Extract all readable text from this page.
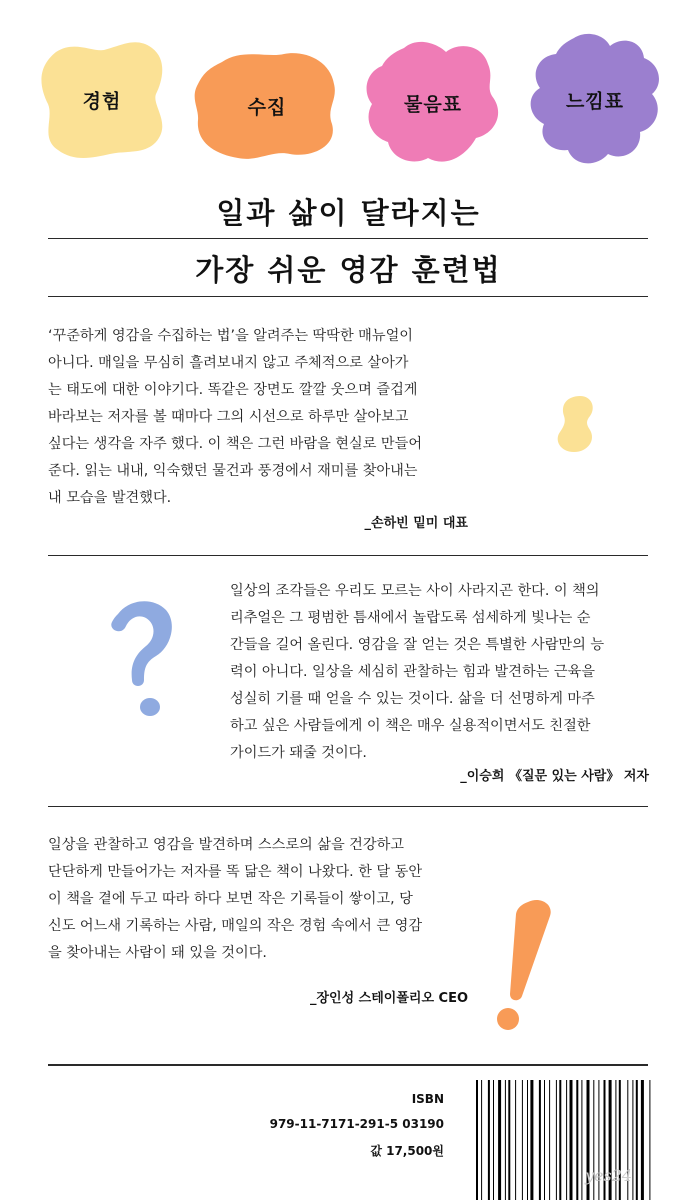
경험	수집	물음표	느낌표
일과 삶이 달라지는
가장 쉬운 영감 훈련법
‘꾸준하게 영감을 수집하는 법’을 알려주는 딱딱한 매뉴얼이
아니다. 매일을 무심히 흘려보내지 않고 주체적으로 살아가
는 태도에 대한 이야기다. 똑같은 장면도 깔깔 웃으며 즐겁게
바라보는 저자를 볼 때마다 그의 시선으로 하루만 살아보고
싶다는 생각을 자주 했다. 이 책은 그런 바람을 현실로 만들어
준다. 읽는 내내, 익숙했던 물건과 풍경에서 재미를 찾아내는
내 모습을 발견했다.
_손하빈 밑미 대표
일상의 조각들은 우리도 모르는 사이 사라지곤 한다. 이 책의
리추얼은 그 평범한 틈새에서 놀랍도록 섬세하게 빛나는 순
간들을 길어 올린다. 영감을 잘 얻는 것은 특별한 사람만의 능
력이 아니다. 일상을 세심히 관찰하는 힘과 발견하는 근육을
성실히 기를 때 얻을 수 있는 것이다. 삶을 더 선명하게 마주
하고 싶은 사람들에게 이 책은 매우 실용적이면서도 친절한
가이드가 돼줄 것이다.
_이승희 《질문 있는 사람》 저자
일상을 관찰하고 영감을 발견하며 스스로의 삶을 건강하고
단단하게 만들어가는 저자를 똑 닮은 책이 나왔다. 한 달 동안
이 책을 곁에 두고 따라 하다 보면 작은 기록들이 쌓이고, 당
신도 어느새 기록하는 사람, 매일의 작은 경험 속에서 큰 영감
을 찾아내는 사람이 돼 있을 것이다.
_장인성 스테이폴리오 CEO
ISBN
979-11-7171-291-5 03190
값 17,500원
yes24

# # # # # # #

Written problem
Copy each line of the listing that contains the string "찾아내는".

Solved problem
준다. 읽는 내내, 익숙했던 물건과 풍경에서 재미를 찾아내는
을 찾아내는 사람이 돼 있을 것이다.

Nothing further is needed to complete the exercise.